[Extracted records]
======

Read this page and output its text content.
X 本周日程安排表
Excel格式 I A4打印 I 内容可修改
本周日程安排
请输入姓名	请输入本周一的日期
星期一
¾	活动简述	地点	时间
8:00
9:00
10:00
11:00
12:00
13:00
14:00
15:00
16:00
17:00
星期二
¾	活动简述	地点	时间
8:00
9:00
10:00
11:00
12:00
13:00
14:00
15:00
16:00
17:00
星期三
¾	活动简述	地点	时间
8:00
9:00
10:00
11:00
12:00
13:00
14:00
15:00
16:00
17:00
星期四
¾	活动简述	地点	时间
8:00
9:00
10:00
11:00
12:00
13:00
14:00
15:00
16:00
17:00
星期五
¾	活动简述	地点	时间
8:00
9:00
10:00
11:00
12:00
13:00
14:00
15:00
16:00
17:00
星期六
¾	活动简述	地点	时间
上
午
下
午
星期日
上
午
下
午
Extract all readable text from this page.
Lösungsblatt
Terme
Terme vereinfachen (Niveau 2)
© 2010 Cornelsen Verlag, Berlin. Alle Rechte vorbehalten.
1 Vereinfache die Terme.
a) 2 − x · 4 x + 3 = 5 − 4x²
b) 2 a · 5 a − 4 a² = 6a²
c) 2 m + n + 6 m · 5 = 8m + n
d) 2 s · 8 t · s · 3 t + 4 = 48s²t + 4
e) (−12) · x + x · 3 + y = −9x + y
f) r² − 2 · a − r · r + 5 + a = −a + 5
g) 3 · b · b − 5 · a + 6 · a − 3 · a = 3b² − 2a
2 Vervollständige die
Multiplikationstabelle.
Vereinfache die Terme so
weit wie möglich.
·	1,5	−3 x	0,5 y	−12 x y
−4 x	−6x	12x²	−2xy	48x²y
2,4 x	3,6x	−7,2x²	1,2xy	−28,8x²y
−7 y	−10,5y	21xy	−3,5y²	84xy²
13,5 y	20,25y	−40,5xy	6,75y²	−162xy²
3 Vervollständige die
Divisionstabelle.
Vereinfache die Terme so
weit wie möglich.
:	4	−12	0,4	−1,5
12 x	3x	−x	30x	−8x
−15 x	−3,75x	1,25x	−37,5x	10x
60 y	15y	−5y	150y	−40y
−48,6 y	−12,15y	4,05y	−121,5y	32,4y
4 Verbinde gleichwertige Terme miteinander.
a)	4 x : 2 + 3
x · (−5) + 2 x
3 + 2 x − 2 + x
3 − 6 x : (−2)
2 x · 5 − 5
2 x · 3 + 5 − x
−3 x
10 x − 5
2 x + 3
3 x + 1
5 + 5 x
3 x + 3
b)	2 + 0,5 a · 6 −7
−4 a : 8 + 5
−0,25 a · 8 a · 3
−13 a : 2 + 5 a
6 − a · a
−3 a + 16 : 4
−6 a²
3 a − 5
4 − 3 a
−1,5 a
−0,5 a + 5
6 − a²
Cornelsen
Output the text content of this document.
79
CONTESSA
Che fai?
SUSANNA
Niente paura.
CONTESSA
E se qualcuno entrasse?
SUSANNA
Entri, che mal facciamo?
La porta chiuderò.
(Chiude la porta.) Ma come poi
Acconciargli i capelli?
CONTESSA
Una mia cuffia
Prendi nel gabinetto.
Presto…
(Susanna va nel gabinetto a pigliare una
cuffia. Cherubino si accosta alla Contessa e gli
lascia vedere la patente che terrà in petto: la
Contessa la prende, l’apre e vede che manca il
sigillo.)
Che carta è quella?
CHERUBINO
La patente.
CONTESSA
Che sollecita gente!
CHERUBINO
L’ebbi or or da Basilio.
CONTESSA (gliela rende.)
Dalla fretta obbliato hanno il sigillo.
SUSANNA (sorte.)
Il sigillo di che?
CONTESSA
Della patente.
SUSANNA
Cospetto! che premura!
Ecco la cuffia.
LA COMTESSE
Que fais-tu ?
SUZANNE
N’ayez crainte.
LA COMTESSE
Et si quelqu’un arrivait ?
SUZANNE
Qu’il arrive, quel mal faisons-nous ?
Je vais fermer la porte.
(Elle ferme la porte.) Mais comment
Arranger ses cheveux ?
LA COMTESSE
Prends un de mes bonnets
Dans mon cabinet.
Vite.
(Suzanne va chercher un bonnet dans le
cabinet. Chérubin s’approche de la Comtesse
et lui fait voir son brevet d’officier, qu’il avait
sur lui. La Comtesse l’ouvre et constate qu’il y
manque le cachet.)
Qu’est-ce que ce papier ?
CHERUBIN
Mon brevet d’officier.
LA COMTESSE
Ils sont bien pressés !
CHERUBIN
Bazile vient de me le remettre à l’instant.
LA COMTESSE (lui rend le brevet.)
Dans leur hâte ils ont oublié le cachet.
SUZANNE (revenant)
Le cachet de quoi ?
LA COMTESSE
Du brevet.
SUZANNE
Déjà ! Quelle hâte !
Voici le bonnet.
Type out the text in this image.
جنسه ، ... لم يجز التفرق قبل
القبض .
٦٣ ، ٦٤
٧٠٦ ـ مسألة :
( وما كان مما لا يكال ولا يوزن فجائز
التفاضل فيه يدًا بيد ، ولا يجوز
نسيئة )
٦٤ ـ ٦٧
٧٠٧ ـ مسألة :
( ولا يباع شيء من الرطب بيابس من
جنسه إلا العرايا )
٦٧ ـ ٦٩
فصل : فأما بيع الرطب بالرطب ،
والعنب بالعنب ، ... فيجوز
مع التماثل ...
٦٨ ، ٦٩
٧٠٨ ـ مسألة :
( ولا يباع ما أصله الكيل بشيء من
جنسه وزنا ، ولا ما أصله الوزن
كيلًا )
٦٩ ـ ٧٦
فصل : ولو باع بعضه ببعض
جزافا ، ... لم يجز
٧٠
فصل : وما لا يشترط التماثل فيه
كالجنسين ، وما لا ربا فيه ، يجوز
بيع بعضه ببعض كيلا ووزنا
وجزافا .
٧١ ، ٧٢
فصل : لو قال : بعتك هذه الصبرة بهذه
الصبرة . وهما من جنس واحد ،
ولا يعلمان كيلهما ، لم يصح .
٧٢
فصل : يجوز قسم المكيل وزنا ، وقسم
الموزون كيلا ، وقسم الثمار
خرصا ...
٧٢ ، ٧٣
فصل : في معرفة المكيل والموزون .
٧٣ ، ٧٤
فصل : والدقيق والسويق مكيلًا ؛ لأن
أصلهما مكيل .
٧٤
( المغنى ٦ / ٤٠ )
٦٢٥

======

*EXERCISE INSTRUCTIONS:* Read the entries and pick out all lines that include the word "hâte".

*WORKED SOLUTION:*
Dans leur hâte ils ont oublié le cachet.
Déjà ! Quelle hâte !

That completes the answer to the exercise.